--- Exercise data ---

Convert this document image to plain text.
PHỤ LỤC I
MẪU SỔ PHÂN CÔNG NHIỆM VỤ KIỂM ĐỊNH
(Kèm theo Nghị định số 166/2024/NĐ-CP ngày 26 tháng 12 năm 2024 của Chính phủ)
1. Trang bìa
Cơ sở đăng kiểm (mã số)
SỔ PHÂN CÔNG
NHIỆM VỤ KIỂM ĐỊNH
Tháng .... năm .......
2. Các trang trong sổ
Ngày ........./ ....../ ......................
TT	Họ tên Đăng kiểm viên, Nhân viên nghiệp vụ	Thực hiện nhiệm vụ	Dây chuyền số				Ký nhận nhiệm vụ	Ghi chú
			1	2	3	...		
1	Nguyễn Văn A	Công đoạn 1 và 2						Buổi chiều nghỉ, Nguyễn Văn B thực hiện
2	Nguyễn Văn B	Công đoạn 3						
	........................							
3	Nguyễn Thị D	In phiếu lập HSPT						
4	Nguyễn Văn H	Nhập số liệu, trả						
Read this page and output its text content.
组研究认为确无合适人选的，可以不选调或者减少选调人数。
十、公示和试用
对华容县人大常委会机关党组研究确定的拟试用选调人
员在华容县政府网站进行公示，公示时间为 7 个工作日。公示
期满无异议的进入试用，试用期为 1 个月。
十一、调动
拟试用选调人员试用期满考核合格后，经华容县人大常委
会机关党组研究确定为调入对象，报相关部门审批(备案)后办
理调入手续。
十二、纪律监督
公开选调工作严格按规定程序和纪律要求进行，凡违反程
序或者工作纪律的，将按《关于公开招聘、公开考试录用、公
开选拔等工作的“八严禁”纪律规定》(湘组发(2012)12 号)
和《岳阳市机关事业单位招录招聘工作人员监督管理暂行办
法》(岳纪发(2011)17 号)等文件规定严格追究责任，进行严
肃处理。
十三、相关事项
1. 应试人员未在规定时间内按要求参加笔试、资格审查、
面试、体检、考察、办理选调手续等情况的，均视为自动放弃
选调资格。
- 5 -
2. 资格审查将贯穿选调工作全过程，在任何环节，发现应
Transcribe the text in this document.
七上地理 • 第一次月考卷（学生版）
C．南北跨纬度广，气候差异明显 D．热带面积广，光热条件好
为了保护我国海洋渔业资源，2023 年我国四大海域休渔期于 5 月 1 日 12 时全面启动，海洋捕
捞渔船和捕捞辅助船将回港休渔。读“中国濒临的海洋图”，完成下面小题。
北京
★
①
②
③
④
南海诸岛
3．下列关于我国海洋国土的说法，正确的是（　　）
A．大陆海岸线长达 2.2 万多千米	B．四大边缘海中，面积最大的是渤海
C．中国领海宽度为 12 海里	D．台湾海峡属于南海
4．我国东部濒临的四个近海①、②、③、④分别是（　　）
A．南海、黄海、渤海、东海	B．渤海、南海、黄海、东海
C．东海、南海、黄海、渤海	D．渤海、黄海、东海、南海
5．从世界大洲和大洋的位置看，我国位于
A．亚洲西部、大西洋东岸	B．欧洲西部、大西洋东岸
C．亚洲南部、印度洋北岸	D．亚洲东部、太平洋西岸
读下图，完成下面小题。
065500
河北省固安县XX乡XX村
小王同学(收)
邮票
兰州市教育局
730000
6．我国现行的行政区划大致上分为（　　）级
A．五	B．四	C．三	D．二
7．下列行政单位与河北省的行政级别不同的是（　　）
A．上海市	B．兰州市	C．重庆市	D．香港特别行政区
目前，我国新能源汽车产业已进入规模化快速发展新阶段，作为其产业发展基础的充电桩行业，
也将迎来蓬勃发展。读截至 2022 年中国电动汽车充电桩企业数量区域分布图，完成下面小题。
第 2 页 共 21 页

---

What this task involves: Print all the data exactly.

Written reply:
Convert this document image to plain text.
PHỤ LỤC I
MẪU SỔ PHÂN CÔNG NHIỆM VỤ KIỂM ĐỊNH
(Kèm theo Nghị định số 166/2024/NĐ-CP ngày 26 tháng 12 năm 2024 của Chính phủ)
1. Trang bìa
Cơ sở đăng kiểm (mã số)
SỔ PHÂN CÔNG
NHIỆM VỤ KIỂM ĐỊNH
Tháng .... năm .......
2. Các trang trong sổ
Ngày ........./ ....../ ......................
TT	Họ tên Đăng kiểm viên, Nhân viên nghiệp vụ	Thực hiện nhiệm vụ	Dây chuyền số				Ký nhận nhiệm vụ	Ghi chú
			1	2	3	...		
1	Nguyễn Văn A	Công đoạn 1 và 2						Buổi chiều nghỉ, Nguyễn Văn B thực hiện
2	Nguyễn Văn B	Công đoạn 3						
	........................							
3	Nguyễn Thị D	In phiếu lập HSPT						
4	Nguyễn Văn H	Nhập số liệu, trả						
Read this page and output its text content.
组研究认为确无合适人选的，可以不选调或者减少选调人数。
十、公示和试用
对华容县人大常委会机关党组研究确定的拟试用选调人
员在华容县政府网站进行公示，公示时间为 7 个工作日。公示
期满无异议的进入试用，试用期为 1 个月。
十一、调动
拟试用选调人员试用期满考核合格后，经华容县人大常委
会机关党组研究确定为调入对象，报相关部门审批(备案)后办
理调入手续。
十二、纪律监督
公开选调工作严格按规定程序和纪律要求进行，凡违反程
序或者工作纪律的，将按《关于公开招聘、公开考试录用、公
开选拔等工作的“八严禁”纪律规定》(湘组发(2012)12 号)
和《岳阳市机关事业单位招录招聘工作人员监督管理暂行办
法》(岳纪发(2011)17 号)等文件规定严格追究责任，进行严
肃处理。
十三、相关事项
1. 应试人员未在规定时间内按要求参加笔试、资格审查、
面试、体检、考察、办理选调手续等情况的，均视为自动放弃
选调资格。
- 5 -
2. 资格审查将贯穿选调工作全过程，在任何环节，发现应
Transcribe the text in this document.
七上地理 • 第一次月考卷（学生版）
C．南北跨纬度广，气候差异明显 D．热带面积广，光热条件好
为了保护我国海洋渔业资源，2023 年我国四大海域休渔期于 5 月 1 日 12 时全面启动，海洋捕
捞渔船和捕捞辅助船将回港休渔。读“中国濒临的海洋图”，完成下面小题。
北京
★
①
②
③
④
南海诸岛
3．下列关于我国海洋国土的说法，正确的是（　　）
A．大陆海岸线长达 2.2 万多千米	B．四大边缘海中，面积最大的是渤海
C．中国领海宽度为 12 海里	D．台湾海峡属于南海
4．我国东部濒临的四个近海①、②、③、④分别是（　　）
A．南海、黄海、渤海、东海	B．渤海、南海、黄海、东海
C．东海、南海、黄海、渤海	D．渤海、黄海、东海、南海
5．从世界大洲和大洋的位置看，我国位于
A．亚洲西部、大西洋东岸	B．欧洲西部、大西洋东岸
C．亚洲南部、印度洋北岸	D．亚洲东部、太平洋西岸
读下图，完成下面小题。
065500
河北省固安县XX乡XX村
小王同学(收)
邮票
兰州市教育局
730000
6．我国现行的行政区划大致上分为（　　）级
A．五	B．四	C．三	D．二
7．下列行政单位与河北省的行政级别不同的是（　　）
A．上海市	B．兰州市	C．重庆市	D．香港特别行政区
目前，我国新能源汽车产业已进入规模化快速发展新阶段，作为其产业发展基础的充电桩行业，
也将迎来蓬勃发展。读截至 2022 年中国电动汽车充电桩企业数量区域分布图，完成下面小题。
第 2 页 共 21 页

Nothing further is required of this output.